→ **Stated goal**
Copy every item below word for word, changing nothing.

[Layout coordinate data]
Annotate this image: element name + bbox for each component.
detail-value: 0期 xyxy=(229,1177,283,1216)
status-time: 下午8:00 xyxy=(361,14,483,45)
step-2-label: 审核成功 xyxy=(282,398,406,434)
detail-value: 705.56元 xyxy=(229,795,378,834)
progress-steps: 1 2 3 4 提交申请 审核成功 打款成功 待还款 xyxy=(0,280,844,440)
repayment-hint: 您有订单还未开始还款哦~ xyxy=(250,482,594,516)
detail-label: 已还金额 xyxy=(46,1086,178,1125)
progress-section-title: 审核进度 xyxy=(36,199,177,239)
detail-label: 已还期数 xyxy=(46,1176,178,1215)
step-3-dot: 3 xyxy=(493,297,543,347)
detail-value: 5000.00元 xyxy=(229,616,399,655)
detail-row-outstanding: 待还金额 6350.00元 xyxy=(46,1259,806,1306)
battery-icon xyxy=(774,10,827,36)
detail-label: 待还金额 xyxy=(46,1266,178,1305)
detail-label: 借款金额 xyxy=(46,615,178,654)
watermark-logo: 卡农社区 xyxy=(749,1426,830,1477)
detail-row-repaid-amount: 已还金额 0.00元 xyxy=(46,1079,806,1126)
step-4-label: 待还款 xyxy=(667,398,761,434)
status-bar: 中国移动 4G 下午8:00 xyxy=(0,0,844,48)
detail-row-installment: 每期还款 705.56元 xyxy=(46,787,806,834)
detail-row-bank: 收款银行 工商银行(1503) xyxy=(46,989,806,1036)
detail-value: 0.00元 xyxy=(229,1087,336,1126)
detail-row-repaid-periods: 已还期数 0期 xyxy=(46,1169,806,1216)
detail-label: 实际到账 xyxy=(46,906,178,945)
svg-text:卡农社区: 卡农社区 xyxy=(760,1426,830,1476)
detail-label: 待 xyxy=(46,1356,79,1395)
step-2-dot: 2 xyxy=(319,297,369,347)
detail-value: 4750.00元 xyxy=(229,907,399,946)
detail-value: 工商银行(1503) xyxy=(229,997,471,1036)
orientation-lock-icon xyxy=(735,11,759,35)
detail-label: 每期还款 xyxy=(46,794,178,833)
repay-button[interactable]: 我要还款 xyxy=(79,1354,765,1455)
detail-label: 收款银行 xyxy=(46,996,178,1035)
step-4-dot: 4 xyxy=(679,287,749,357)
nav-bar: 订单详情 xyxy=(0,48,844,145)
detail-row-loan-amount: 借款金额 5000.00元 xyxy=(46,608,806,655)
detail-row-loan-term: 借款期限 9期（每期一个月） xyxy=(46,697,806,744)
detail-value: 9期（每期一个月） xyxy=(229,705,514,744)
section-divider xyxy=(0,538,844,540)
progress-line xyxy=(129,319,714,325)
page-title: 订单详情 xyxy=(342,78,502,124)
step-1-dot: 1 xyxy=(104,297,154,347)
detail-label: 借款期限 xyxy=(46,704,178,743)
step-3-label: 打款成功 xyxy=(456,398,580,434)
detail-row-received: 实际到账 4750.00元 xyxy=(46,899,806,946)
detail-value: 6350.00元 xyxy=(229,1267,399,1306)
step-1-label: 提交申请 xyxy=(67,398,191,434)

→ **Expected answer**
Annotate this image: element name + bbox for each component.
detail-value: 0期 xyxy=(229,1177,283,1216)
status-time: 下午8:00 xyxy=(361,14,483,45)
step-2-label: 审核成功 xyxy=(282,398,406,434)
detail-value: 705.56元 xyxy=(229,795,378,834)
progress-steps: 1 2 3 4 提交申请 审核成功 打款成功 待还款 xyxy=(0,280,844,440)
repayment-hint: 您有订单还未开始还款哦~ xyxy=(250,482,594,516)
detail-label: 已还金额 xyxy=(46,1086,178,1125)
progress-section-title: 审核进度 xyxy=(36,199,177,239)
detail-label: 已还期数 xyxy=(46,1176,178,1215)
step-3-dot: 3 xyxy=(493,297,543,347)
detail-value: 5000.00元 xyxy=(229,616,399,655)
detail-row-outstanding: 待还金额 6350.00元 xyxy=(46,1259,806,1306)
battery-icon xyxy=(774,10,827,36)
detail-label: 待还金额 xyxy=(46,1266,178,1305)
detail-label: 借款金额 xyxy=(46,615,178,654)
watermark-logo: 卡农社区 xyxy=(749,1426,830,1477)
detail-row-repaid-amount: 已还金额 0.00元 xyxy=(46,1079,806,1126)
step-4-label: 待还款 xyxy=(667,398,761,434)
status-bar: 中国移动 4G 下午8:00 xyxy=(0,0,844,48)
detail-row-installment: 每期还款 705.56元 xyxy=(46,787,806,834)
detail-row-bank: 收款银行 工商银行(1503) xyxy=(46,989,806,1036)
detail-value: 0.00元 xyxy=(229,1087,336,1126)
detail-row-repaid-periods: 已还期数 0期 xyxy=(46,1169,806,1216)
detail-label: 实际到账 xyxy=(46,906,178,945)
svg-text:卡农社区: 卡农社区 xyxy=(760,1426,830,1476)
detail-label: 待 xyxy=(46,1356,79,1395)
step-2-dot: 2 xyxy=(319,297,369,347)
detail-value: 4750.00元 xyxy=(229,907,399,946)
detail-value: 工商银行(1503) xyxy=(229,997,471,1036)
orientation-lock-icon xyxy=(735,11,759,35)
detail-label: 每期还款 xyxy=(46,794,178,833)
repay-button[interactable]: 我要还款 xyxy=(79,1354,765,1455)
detail-label: 收款银行 xyxy=(46,996,178,1035)
step-4-dot: 4 xyxy=(679,287,749,357)
nav-bar: 订单详情 xyxy=(0,48,844,145)
detail-row-loan-amount: 借款金额 5000.00元 xyxy=(46,608,806,655)
detail-row-loan-term: 借款期限 9期（每期一个月） xyxy=(46,697,806,744)
detail-value: 9期（每期一个月） xyxy=(229,705,514,744)
section-divider xyxy=(0,538,844,540)
progress-line xyxy=(129,319,714,325)
page-title: 订单详情 xyxy=(342,78,502,124)
step-1-dot: 1 xyxy=(104,297,154,347)
detail-label: 借款期限 xyxy=(46,704,178,743)
step-3-label: 打款成功 xyxy=(456,398,580,434)
detail-row-received: 实际到账 4750.00元 xyxy=(46,899,806,946)
detail-value: 6350.00元 xyxy=(229,1267,399,1306)
step-1-label: 提交申请 xyxy=(67,398,191,434)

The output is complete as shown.